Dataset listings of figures
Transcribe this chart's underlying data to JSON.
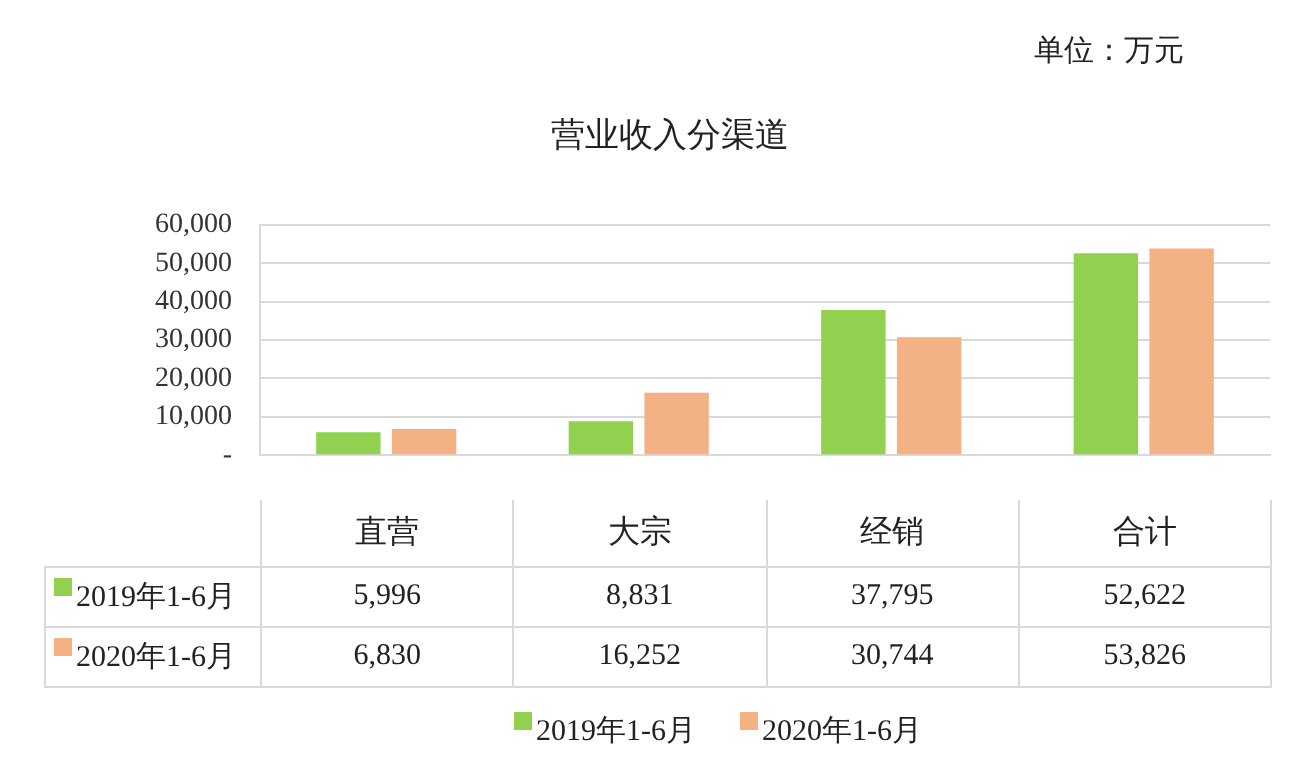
{
  "chart_data": {
    "type": "bar",
    "title": "营业收入分渠道",
    "annotations": [
      "单位：万元"
    ],
    "categories": [
      "直营",
      "大宗",
      "经销",
      "合计"
    ],
    "series": [
      {
        "name": "2019年1-6月",
        "color": "#92d050",
        "values": [
          5996,
          8831,
          37795,
          52622
        ],
        "value_labels": [
          "5,996",
          "8,831",
          "37,795",
          "52,622"
        ]
      },
      {
        "name": "2020年1-6月",
        "color": "#f4b183",
        "values": [
          6830,
          16252,
          30744,
          53826
        ],
        "value_labels": [
          "6,830",
          "16,252",
          "30,744",
          "53,826"
        ]
      }
    ],
    "ylim": [
      0,
      60000
    ],
    "yticks": [
      {
        "value": 0,
        "label": "-"
      },
      {
        "value": 10000,
        "label": "10,000"
      },
      {
        "value": 20000,
        "label": "20,000"
      },
      {
        "value": 30000,
        "label": "30,000"
      },
      {
        "value": 40000,
        "label": "40,000"
      },
      {
        "value": 50000,
        "label": "50,000"
      },
      {
        "value": 60000,
        "label": "60,000"
      }
    ],
    "grid": "y",
    "legend": "bottom"
  }
}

### YOUR TASK
In the copy, include all records verbatim but no images.

### RESULT OF THE EXERCISE
Transcribe this chart's underlying data to JSON.
{
  "chart_data": {
    "type": "bar",
    "title": "营业收入分渠道",
    "annotations": [
      "单位：万元"
    ],
    "categories": [
      "直营",
      "大宗",
      "经销",
      "合计"
    ],
    "series": [
      {
        "name": "2019年1-6月",
        "color": "#92d050",
        "values": [
          5996,
          8831,
          37795,
          52622
        ],
        "value_labels": [
          "5,996",
          "8,831",
          "37,795",
          "52,622"
        ]
      },
      {
        "name": "2020年1-6月",
        "color": "#f4b183",
        "values": [
          6830,
          16252,
          30744,
          53826
        ],
        "value_labels": [
          "6,830",
          "16,252",
          "30,744",
          "53,826"
        ]
      }
    ],
    "ylim": [
      0,
      60000
    ],
    "yticks": [
      {
        "value": 0,
        "label": "-"
      },
      {
        "value": 10000,
        "label": "10,000"
      },
      {
        "value": 20000,
        "label": "20,000"
      },
      {
        "value": 30000,
        "label": "30,000"
      },
      {
        "value": 40000,
        "label": "40,000"
      },
      {
        "value": 50000,
        "label": "50,000"
      },
      {
        "value": 60000,
        "label": "60,000"
      }
    ],
    "grid": "y",
    "legend": "bottom"
  }
}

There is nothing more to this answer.